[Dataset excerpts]
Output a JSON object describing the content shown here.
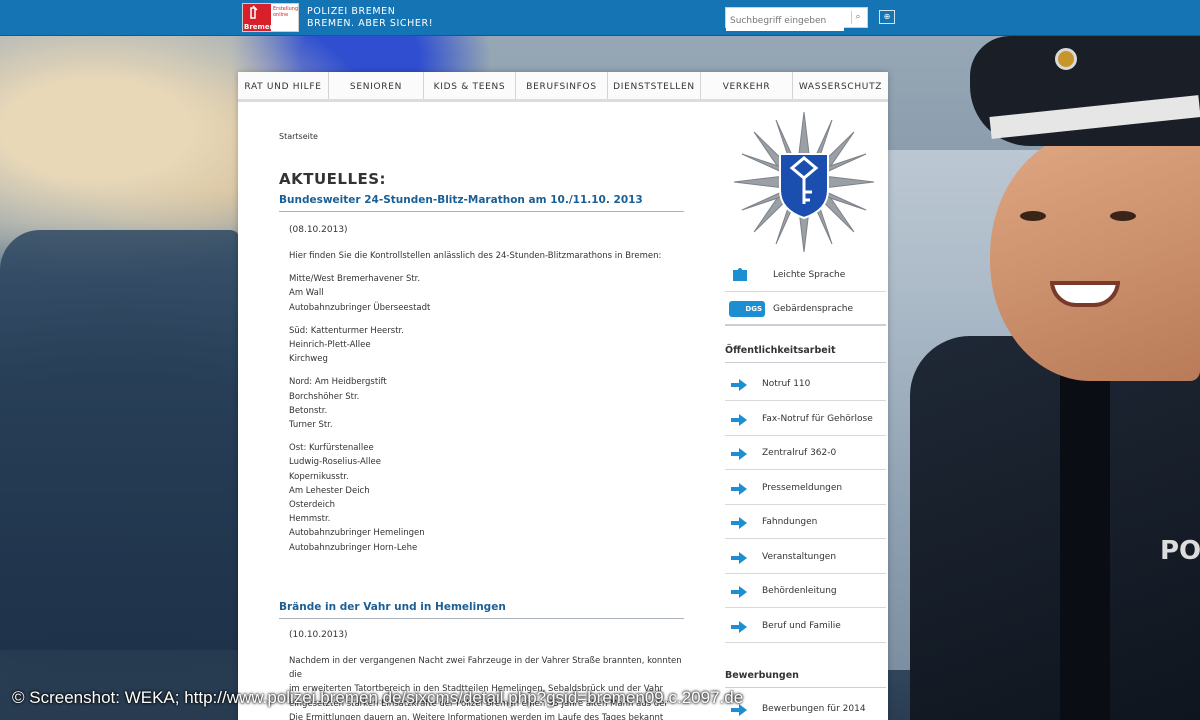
{
  "header": {
    "logo_text": "Bremen",
    "logo_small": "Erstellung online",
    "brand_line1": "POLIZEI BREMEN",
    "brand_line2": "BREMEN. ABER SICHER!",
    "search_placeholder": "Suchbegriff eingeben"
  },
  "nav": [
    "RAT UND HILFE",
    "SENIOREN",
    "KIDS & TEENS",
    "BERUFSINFOS",
    "DIENSTSTELLEN",
    "VERKEHR",
    "WASSERSCHUTZ"
  ],
  "breadcrumb": "Startseite",
  "heading": "AKTUELLES:",
  "article1": {
    "title": "Bundesweiter 24-Stunden-Blitz-Marathon am 10./11.10. 2013",
    "date": "(08.10.2013)",
    "intro": "Hier finden Sie die Kontrollstellen anlässlich des 24-Stunden-Blitzmarathons in Bremen:",
    "blocks": [
      [
        "Mitte/West Bremerhavener Str.",
        "Am Wall",
        "Autobahnzubringer Überseestadt"
      ],
      [
        "Süd: Kattenturmer Heerstr.",
        "Heinrich-Plett-Allee",
        "Kirchweg"
      ],
      [
        "Nord: Am Heidbergstift",
        "Borchshöher Str.",
        "Betonstr.",
        "Turner Str."
      ],
      [
        "Ost: Kurfürstenallee",
        "Ludwig-Roselius-Allee",
        "Kopernikusstr.",
        "Am Lehester Deich",
        "Osterdeich",
        "Hemmstr.",
        "Autobahnzubringer Hemelingen",
        "Autobahnzubringer Horn-Lehe"
      ]
    ]
  },
  "article2": {
    "title": "Brände in der Vahr und in Hemelingen",
    "date": "(10.10.2013)",
    "lines": [
      "Nachdem in der vergangenen Nacht zwei Fahrzeuge in der Vahrer Straße brannten, konnten die",
      "im erweiterten Tatortbereich in den Stadtteilen Hemelingen, Sebaldsbrück und der Vahr",
      "eingesetzten starken Einsatzkräfte der Polizei Bremen einen 33 Jahre alten Mann aus der",
      "Die Ermittlungen dauern an. Weitere Informationen werden im Laufe des Tages bekannt"
    ]
  },
  "sidebar": {
    "easy_language": "Leichte Sprache",
    "sign_language": "Gebärdensprache",
    "dgs_label": "DGS",
    "section1": "Öffentlichkeitsarbeit",
    "links": [
      "Notruf 110",
      "Fax-Notruf für Gehörlose",
      "Zentralruf 362-0",
      "Pressemeldungen",
      "Fahndungen",
      "Veranstaltungen",
      "Behördenleitung",
      "Beruf und Familie"
    ],
    "section2": "Bewerbungen",
    "partial_link": "Bewerbungen für 2014"
  },
  "caption": "© Screenshot: WEKA; http://www.polizei.bremen.de/sixcms/detail.php?gsid=bremen09.c.2097.de",
  "officer_text": "PO",
  "colors": {
    "topbar": "#1574b4",
    "link": "#1a5f96",
    "arrow": "#1b8fd1"
  }
}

§ Instructions to follow
Collect each line above holding the string "Autobahnzubringer".

§ Full answer
        "Autobahnzubringer Überseestadt"
        "Autobahnzubringer Hemelingen",
        "Autobahnzubringer Horn-Lehe"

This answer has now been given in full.